Output each line of the material exactly as it stands.
Begin
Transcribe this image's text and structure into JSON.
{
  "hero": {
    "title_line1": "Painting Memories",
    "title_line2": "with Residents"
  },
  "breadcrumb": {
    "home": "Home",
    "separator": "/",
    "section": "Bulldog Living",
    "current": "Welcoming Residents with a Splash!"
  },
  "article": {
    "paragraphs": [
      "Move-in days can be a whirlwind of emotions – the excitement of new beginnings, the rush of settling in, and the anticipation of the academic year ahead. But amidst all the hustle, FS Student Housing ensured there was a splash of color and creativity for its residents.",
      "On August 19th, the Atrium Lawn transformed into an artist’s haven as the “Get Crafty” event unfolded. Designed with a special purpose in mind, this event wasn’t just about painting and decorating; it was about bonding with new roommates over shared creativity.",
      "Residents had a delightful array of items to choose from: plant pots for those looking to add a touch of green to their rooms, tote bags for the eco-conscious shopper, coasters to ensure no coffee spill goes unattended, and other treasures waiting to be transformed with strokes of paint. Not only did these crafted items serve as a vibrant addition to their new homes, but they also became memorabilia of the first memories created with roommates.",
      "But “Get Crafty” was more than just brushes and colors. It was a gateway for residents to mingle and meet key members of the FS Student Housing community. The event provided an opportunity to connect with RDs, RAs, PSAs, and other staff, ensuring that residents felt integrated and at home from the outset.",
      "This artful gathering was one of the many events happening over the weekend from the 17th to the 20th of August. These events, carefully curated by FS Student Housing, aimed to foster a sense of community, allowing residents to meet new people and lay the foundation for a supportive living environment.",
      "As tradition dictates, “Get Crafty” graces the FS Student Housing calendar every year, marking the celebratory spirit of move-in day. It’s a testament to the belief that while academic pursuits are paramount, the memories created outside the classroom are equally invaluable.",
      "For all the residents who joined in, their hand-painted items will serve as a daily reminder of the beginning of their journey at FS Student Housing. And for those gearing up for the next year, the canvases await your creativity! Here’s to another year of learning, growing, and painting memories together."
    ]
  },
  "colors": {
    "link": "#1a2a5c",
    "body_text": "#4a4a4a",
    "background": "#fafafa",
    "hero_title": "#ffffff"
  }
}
End
### Expected answer
Transcribe this image's text and structure into JSON.
{
  "hero": {
    "title_line1": "Painting Memories",
    "title_line2": "with Residents"
  },
  "breadcrumb": {
    "home": "Home",
    "separator": "/",
    "section": "Bulldog Living",
    "current": "Welcoming Residents with a Splash!"
  },
  "article": {
    "paragraphs": [
      "Move-in days can be a whirlwind of emotions – the excitement of new beginnings, the rush of settling in, and the anticipation of the academic year ahead. But amidst all the hustle, FS Student Housing ensured there was a splash of color and creativity for its residents.",
      "On August 19th, the Atrium Lawn transformed into an artist’s haven as the “Get Crafty” event unfolded. Designed with a special purpose in mind, this event wasn’t just about painting and decorating; it was about bonding with new roommates over shared creativity.",
      "Residents had a delightful array of items to choose from: plant pots for those looking to add a touch of green to their rooms, tote bags for the eco-conscious shopper, coasters to ensure no coffee spill goes unattended, and other treasures waiting to be transformed with strokes of paint. Not only did these crafted items serve as a vibrant addition to their new homes, but they also became memorabilia of the first memories created with roommates.",
      "But “Get Crafty” was more than just brushes and colors. It was a gateway for residents to mingle and meet key members of the FS Student Housing community. The event provided an opportunity to connect with RDs, RAs, PSAs, and other staff, ensuring that residents felt integrated and at home from the outset.",
      "This artful gathering was one of the many events happening over the weekend from the 17th to the 20th of August. These events, carefully curated by FS Student Housing, aimed to foster a sense of community, allowing residents to meet new people and lay the foundation for a supportive living environment.",
      "As tradition dictates, “Get Crafty” graces the FS Student Housing calendar every year, marking the celebratory spirit of move-in day. It’s a testament to the belief that while academic pursuits are paramount, the memories created outside the classroom are equally invaluable.",
      "For all the residents who joined in, their hand-painted items will serve as a daily reminder of the beginning of their journey at FS Student Housing. And for those gearing up for the next year, the canvases await your creativity! Here’s to another year of learning, growing, and painting memories together."
    ]
  },
  "colors": {
    "link": "#1a2a5c",
    "body_text": "#4a4a4a",
    "background": "#fafafa",
    "hero_title": "#ffffff"
  }
}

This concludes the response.